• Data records
_ _ _
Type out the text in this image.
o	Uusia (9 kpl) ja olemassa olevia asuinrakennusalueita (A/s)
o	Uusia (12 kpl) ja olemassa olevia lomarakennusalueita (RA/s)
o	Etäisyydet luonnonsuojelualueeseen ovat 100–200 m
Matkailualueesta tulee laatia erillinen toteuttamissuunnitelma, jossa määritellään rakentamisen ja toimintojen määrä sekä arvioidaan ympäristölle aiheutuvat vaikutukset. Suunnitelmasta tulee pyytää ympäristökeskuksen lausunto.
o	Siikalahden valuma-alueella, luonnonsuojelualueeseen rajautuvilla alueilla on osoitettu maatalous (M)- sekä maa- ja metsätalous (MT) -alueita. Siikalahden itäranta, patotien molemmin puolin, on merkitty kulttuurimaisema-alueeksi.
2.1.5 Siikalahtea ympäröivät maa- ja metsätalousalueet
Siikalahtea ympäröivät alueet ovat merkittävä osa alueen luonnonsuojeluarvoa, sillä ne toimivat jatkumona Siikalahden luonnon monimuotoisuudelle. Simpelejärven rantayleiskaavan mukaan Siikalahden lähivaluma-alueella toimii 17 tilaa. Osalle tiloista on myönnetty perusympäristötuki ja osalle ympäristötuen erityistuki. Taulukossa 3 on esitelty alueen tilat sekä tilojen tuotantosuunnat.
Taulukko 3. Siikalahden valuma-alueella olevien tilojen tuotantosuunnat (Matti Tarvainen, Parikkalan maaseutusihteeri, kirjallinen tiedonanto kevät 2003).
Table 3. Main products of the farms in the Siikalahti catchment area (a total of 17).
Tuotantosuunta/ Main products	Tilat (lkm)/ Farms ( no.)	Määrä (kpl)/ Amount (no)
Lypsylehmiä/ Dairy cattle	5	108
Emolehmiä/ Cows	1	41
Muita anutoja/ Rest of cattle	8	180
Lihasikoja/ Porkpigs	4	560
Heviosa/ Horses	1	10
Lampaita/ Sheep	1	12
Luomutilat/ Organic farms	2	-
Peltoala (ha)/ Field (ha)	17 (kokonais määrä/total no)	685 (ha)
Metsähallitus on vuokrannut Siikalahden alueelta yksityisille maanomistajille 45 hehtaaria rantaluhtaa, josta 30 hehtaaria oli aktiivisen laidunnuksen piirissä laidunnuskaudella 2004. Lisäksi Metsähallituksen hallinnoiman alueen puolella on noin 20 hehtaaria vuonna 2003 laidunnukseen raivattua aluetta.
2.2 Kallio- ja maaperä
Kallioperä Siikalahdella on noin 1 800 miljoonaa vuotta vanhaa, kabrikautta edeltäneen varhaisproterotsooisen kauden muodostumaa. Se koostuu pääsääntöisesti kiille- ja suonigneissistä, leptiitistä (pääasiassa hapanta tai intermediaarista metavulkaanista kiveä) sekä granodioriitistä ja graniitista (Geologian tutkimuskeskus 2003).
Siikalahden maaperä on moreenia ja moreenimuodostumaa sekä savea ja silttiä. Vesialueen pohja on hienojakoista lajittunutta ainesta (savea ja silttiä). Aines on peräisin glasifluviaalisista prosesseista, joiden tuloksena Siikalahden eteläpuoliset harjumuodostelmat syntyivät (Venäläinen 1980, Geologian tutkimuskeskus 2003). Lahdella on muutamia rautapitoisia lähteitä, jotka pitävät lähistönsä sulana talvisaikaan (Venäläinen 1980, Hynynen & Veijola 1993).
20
_ _ _
• WHAT IS EXPECTED
Retype the whole listing, matching it exactly.

• RESULT FOR THIS TASK
Type out the text in this image.
o	Uusia (9 kpl) ja olemassa olevia asuinrakennusalueita (A/s)
o	Uusia (12 kpl) ja olemassa olevia lomarakennusalueita (RA/s)
o	Etäisyydet luonnonsuojelualueeseen ovat 100–200 m
Matkailualueesta tulee laatia erillinen toteuttamissuunnitelma, jossa määritellään rakentamisen ja toimintojen määrä sekä arvioidaan ympäristölle aiheutuvat vaikutukset. Suunnitelmasta tulee pyytää ympäristökeskuksen lausunto.
o	Siikalahden valuma-alueella, luonnonsuojelualueeseen rajautuvilla alueilla on osoitettu maatalous (M)- sekä maa- ja metsätalous (MT) -alueita. Siikalahden itäranta, patotien molemmin puolin, on merkitty kulttuurimaisema-alueeksi.
2.1.5 Siikalahtea ympäröivät maa- ja metsätalousalueet
Siikalahtea ympäröivät alueet ovat merkittävä osa alueen luonnonsuojeluarvoa, sillä ne toimivat jatkumona Siikalahden luonnon monimuotoisuudelle. Simpelejärven rantayleiskaavan mukaan Siikalahden lähivaluma-alueella toimii 17 tilaa. Osalle tiloista on myönnetty perusympäristötuki ja osalle ympäristötuen erityistuki. Taulukossa 3 on esitelty alueen tilat sekä tilojen tuotantosuunnat.
Taulukko 3. Siikalahden valuma-alueella olevien tilojen tuotantosuunnat (Matti Tarvainen, Parikkalan maaseutusihteeri, kirjallinen tiedonanto kevät 2003).
Table 3. Main products of the farms in the Siikalahti catchment area (a total of 17).
Tuotantosuunta/ Main products	Tilat (lkm)/ Farms ( no.)	Määrä (kpl)/ Amount (no)
Lypsylehmiä/ Dairy cattle	5	108
Emolehmiä/ Cows	1	41
Muita anutoja/ Rest of cattle	8	180
Lihasikoja/ Porkpigs	4	560
Heviosa/ Horses	1	10
Lampaita/ Sheep	1	12
Luomutilat/ Organic farms	2	-
Peltoala (ha)/ Field (ha)	17 (kokonais määrä/total no)	685 (ha)
Metsähallitus on vuokrannut Siikalahden alueelta yksityisille maanomistajille 45 hehtaaria rantaluhtaa, josta 30 hehtaaria oli aktiivisen laidunnuksen piirissä laidunnuskaudella 2004. Lisäksi Metsähallituksen hallinnoiman alueen puolella on noin 20 hehtaaria vuonna 2003 laidunnukseen raivattua aluetta.
2.2 Kallio- ja maaperä
Kallioperä Siikalahdella on noin 1 800 miljoonaa vuotta vanhaa, kabrikautta edeltäneen varhaisproterotsooisen kauden muodostumaa. Se koostuu pääsääntöisesti kiille- ja suonigneissistä, leptiitistä (pääasiassa hapanta tai intermediaarista metavulkaanista kiveä) sekä granodioriitistä ja graniitista (Geologian tutkimuskeskus 2003).
Siikalahden maaperä on moreenia ja moreenimuodostumaa sekä savea ja silttiä. Vesialueen pohja on hienojakoista lajittunutta ainesta (savea ja silttiä). Aines on peräisin glasifluviaalisista prosesseista, joiden tuloksena Siikalahden eteläpuoliset harjumuodostelmat syntyivät (Venäläinen 1980, Geologian tutkimuskeskus 2003). Lahdella on muutamia rautapitoisia lähteitä, jotka pitävät lähistönsä sulana talvisaikaan (Venäläinen 1980, Hynynen & Veijola 1993).
20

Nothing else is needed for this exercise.